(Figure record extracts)
----
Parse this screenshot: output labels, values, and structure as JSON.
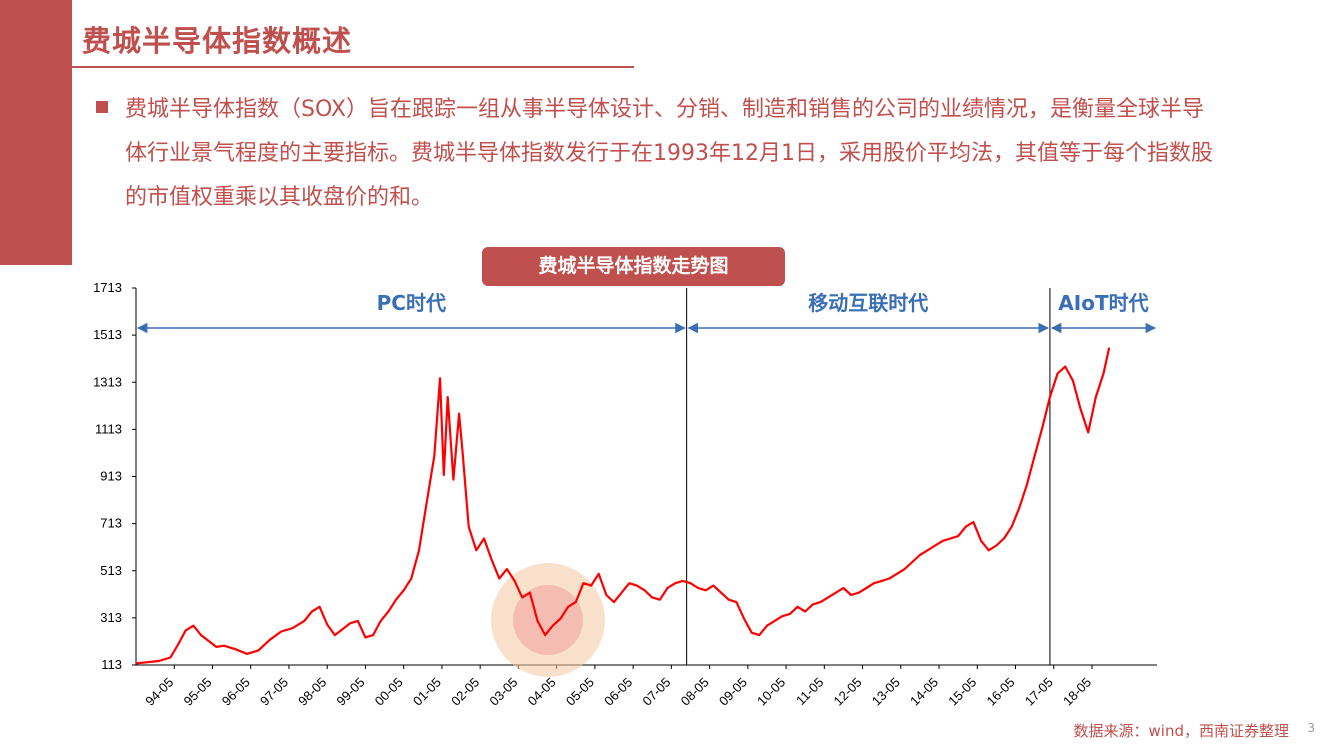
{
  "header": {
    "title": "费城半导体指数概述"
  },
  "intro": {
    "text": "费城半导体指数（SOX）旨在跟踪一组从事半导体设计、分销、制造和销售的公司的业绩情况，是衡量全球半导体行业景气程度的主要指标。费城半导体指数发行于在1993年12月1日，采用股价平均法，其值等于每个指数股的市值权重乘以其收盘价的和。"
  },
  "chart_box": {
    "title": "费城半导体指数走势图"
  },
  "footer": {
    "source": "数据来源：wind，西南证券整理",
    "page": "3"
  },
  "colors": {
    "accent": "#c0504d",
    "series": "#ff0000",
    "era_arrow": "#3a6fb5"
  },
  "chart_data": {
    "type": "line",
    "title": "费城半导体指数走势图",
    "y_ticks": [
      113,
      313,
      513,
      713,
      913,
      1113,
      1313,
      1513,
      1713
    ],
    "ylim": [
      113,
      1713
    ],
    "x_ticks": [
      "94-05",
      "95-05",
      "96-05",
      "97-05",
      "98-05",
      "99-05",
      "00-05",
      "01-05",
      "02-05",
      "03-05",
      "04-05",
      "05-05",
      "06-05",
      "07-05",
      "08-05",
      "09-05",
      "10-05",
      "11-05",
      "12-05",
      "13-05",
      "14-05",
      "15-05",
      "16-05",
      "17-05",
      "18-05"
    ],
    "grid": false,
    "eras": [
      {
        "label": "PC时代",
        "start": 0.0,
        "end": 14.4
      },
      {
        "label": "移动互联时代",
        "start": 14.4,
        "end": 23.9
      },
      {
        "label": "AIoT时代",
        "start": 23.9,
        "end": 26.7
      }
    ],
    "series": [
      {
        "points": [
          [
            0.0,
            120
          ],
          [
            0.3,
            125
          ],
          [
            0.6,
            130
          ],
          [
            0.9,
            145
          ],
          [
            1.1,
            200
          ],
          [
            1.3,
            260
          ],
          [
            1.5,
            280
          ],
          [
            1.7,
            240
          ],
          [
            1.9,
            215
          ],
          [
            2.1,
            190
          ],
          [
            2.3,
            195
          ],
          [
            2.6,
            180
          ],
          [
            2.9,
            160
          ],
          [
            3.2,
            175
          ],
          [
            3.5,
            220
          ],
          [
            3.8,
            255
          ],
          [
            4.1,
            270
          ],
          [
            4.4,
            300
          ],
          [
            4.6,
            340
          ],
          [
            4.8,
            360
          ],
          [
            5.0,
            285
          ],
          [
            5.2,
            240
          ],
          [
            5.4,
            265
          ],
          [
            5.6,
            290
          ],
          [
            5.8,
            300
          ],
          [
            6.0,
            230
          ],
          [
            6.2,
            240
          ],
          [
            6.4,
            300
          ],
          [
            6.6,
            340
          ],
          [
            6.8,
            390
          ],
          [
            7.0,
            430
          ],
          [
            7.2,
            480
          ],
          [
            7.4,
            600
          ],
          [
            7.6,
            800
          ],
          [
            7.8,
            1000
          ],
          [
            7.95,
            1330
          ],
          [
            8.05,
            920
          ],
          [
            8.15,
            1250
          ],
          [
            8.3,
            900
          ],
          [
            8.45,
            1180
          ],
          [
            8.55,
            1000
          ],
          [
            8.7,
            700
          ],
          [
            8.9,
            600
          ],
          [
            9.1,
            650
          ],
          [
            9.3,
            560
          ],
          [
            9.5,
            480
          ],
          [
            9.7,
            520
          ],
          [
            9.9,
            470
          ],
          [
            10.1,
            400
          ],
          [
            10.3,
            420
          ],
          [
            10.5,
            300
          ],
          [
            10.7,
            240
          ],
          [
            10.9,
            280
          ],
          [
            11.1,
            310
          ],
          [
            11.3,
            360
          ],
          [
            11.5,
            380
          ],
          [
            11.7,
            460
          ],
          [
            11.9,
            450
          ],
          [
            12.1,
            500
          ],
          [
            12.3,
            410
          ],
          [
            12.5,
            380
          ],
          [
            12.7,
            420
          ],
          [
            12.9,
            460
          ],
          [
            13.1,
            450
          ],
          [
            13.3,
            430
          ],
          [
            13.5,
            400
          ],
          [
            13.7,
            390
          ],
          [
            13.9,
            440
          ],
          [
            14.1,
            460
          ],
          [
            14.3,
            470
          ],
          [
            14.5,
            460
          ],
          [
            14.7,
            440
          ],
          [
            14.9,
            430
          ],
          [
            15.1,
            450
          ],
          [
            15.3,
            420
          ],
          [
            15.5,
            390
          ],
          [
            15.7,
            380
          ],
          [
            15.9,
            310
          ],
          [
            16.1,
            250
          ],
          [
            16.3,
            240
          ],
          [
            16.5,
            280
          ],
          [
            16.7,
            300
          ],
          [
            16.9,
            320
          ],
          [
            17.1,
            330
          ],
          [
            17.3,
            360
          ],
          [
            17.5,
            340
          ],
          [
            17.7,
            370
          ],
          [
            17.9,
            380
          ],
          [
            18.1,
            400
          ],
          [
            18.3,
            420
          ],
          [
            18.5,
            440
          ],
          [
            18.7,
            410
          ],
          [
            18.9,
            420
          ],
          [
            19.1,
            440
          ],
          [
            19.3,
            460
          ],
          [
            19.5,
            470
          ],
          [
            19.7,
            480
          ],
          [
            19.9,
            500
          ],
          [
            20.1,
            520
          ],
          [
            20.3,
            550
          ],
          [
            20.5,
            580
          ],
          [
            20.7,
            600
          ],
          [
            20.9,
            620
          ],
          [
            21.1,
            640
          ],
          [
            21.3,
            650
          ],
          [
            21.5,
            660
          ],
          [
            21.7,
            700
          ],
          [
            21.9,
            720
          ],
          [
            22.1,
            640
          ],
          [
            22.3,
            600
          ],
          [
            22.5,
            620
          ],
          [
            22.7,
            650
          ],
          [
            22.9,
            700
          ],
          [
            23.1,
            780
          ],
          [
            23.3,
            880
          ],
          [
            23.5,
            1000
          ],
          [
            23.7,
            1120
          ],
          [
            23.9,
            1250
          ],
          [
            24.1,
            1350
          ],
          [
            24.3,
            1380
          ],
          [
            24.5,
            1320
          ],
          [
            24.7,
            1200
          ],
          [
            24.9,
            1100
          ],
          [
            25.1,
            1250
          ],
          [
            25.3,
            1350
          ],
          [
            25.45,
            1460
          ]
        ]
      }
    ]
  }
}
----
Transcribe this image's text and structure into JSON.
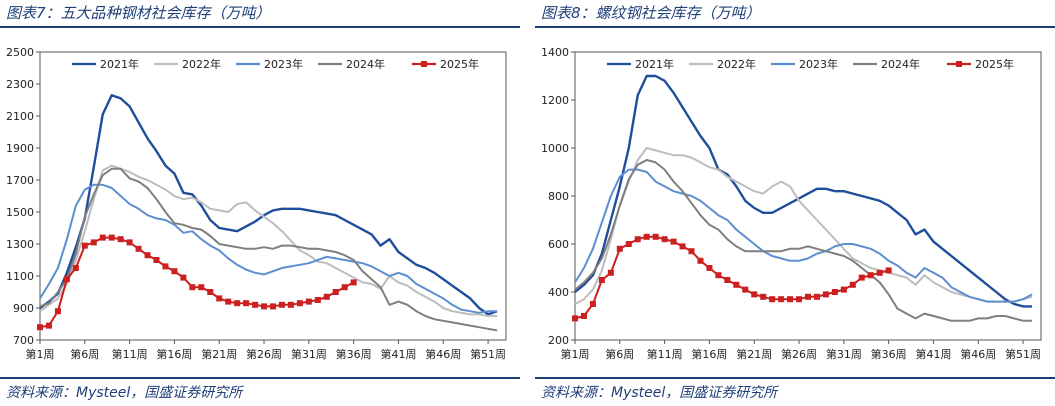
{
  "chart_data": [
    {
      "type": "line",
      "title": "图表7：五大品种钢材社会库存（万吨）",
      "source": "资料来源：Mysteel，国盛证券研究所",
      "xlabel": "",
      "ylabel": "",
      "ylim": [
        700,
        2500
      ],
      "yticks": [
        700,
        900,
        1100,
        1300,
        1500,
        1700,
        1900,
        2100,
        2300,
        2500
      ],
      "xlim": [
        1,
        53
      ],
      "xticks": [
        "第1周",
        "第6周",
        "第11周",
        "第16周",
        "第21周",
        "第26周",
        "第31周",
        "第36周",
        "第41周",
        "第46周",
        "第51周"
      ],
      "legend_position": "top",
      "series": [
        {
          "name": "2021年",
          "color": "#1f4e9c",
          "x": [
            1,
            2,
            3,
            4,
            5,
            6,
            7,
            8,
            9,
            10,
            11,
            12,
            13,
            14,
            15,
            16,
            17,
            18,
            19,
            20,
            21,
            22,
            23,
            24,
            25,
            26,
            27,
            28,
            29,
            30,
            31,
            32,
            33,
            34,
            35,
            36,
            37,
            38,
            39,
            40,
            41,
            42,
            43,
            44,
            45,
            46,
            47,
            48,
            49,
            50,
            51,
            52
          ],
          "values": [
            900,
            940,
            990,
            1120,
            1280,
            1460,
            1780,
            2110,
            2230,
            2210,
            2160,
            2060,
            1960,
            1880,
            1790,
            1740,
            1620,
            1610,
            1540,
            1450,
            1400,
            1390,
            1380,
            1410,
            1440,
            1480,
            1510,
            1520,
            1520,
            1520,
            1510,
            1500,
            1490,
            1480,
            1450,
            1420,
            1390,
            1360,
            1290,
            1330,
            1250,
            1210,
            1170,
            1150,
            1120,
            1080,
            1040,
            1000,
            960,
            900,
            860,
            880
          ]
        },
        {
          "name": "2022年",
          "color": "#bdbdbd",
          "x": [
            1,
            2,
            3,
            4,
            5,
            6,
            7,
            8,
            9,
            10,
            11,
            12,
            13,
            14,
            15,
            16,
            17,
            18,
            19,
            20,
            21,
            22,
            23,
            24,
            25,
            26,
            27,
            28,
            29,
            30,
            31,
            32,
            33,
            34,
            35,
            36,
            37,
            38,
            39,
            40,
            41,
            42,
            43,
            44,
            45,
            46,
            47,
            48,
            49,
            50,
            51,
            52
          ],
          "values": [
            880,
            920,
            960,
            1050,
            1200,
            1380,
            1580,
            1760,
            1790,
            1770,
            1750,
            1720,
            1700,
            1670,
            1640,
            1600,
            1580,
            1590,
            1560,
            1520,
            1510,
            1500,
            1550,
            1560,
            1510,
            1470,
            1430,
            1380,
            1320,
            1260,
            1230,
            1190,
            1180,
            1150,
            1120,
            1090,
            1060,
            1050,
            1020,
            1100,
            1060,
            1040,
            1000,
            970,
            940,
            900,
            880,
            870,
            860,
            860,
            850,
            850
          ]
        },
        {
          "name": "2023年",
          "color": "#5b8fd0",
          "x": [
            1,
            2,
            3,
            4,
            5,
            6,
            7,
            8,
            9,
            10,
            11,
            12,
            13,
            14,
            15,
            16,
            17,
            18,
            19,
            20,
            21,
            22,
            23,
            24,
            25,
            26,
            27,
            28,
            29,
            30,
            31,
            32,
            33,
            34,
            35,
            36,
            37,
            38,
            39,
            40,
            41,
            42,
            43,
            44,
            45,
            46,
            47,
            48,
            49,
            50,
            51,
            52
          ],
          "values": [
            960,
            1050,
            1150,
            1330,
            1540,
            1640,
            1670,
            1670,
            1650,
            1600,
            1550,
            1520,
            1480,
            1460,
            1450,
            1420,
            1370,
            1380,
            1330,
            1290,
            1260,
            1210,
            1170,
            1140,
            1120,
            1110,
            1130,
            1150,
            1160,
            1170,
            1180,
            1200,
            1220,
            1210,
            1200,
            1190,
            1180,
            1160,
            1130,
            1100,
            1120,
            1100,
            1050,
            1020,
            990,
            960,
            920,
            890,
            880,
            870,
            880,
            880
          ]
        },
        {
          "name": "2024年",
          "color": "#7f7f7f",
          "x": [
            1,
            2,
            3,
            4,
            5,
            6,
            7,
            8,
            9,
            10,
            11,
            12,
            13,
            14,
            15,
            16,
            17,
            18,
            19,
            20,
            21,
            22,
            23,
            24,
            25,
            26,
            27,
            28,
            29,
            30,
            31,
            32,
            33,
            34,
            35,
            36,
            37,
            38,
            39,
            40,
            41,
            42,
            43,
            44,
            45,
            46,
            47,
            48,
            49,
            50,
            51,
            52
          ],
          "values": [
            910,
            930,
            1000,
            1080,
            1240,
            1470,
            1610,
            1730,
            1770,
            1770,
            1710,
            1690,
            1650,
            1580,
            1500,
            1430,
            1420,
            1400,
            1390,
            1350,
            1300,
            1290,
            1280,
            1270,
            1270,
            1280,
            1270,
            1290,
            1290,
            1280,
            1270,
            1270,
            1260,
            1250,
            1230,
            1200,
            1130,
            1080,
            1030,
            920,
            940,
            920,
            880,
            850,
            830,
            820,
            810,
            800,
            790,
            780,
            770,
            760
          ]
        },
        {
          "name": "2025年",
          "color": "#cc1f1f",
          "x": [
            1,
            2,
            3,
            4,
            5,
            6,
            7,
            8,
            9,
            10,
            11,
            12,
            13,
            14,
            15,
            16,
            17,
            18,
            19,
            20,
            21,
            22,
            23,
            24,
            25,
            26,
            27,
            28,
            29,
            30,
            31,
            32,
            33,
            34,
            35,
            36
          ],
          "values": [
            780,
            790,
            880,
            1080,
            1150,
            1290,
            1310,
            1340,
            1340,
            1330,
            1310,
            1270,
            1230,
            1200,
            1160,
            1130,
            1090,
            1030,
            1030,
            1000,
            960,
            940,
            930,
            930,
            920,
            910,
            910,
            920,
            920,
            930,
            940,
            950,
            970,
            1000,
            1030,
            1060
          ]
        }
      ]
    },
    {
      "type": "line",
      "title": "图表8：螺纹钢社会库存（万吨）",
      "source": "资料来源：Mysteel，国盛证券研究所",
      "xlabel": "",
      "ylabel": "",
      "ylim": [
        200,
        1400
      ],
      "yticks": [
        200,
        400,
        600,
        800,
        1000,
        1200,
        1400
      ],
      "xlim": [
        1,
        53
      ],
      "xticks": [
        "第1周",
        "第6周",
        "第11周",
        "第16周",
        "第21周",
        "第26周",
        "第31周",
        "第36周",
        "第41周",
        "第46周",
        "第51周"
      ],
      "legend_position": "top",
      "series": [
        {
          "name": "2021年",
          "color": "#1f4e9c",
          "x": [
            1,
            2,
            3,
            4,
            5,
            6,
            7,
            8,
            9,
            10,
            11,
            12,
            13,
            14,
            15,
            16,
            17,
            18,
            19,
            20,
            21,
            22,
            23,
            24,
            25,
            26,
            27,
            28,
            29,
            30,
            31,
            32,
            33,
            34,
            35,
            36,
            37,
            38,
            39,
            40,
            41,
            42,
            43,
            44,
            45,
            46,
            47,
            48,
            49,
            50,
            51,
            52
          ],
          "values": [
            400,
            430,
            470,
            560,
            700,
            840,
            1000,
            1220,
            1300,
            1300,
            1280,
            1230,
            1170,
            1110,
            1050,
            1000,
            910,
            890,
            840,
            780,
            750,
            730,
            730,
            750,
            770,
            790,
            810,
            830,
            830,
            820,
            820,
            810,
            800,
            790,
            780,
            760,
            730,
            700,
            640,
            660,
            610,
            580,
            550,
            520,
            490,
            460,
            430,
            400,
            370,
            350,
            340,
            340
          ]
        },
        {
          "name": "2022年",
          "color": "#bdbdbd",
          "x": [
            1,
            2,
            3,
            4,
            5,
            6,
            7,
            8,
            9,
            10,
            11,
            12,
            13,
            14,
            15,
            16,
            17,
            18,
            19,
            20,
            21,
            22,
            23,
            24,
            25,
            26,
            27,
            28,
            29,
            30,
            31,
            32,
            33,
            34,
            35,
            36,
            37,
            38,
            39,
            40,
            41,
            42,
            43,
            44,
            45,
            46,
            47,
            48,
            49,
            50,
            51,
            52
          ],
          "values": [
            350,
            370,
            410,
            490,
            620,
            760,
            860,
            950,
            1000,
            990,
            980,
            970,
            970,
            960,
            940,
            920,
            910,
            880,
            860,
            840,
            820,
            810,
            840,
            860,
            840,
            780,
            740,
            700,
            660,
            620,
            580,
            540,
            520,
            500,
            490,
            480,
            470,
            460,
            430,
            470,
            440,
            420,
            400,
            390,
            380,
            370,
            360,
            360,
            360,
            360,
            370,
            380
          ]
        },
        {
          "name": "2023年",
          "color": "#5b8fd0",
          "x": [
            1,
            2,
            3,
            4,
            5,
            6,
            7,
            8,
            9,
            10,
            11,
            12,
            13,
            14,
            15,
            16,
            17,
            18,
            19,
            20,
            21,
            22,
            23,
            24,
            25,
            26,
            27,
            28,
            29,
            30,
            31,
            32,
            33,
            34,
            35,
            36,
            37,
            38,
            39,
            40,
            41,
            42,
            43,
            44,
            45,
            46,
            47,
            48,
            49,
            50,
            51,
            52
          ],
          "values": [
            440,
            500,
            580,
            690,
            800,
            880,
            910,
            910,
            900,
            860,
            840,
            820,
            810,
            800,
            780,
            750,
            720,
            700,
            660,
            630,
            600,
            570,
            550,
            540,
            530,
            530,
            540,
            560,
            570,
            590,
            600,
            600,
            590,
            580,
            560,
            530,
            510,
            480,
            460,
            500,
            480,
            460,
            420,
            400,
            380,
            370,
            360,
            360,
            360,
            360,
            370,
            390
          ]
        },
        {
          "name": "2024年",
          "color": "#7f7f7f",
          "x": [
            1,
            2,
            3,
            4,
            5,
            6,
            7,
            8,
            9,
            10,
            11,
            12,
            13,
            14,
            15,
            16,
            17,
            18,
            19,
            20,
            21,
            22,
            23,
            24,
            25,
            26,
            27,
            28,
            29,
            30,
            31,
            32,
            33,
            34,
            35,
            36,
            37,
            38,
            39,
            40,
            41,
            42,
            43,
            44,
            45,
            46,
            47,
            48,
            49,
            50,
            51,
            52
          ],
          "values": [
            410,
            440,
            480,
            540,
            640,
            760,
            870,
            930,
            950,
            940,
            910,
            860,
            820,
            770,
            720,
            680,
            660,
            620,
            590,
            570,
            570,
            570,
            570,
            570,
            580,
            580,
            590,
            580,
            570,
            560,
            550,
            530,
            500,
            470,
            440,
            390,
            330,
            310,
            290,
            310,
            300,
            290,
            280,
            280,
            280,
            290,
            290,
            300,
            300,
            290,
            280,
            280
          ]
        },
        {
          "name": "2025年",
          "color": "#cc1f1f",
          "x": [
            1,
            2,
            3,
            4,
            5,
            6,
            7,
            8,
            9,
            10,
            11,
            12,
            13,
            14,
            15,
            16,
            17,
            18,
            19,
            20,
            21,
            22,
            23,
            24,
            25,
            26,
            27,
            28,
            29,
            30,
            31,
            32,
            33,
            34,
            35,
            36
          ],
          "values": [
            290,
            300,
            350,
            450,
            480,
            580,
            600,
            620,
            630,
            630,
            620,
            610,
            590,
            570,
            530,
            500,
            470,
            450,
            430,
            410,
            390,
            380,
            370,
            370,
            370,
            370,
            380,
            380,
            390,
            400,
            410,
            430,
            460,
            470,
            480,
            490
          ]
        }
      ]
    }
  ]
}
----
→ **Work required**
Return all lines containing the word "JSON".

→ **Result**
Parse this screenshot: output labels, values, and structure as JSON.
Transcribe this image's text and structure into JSON.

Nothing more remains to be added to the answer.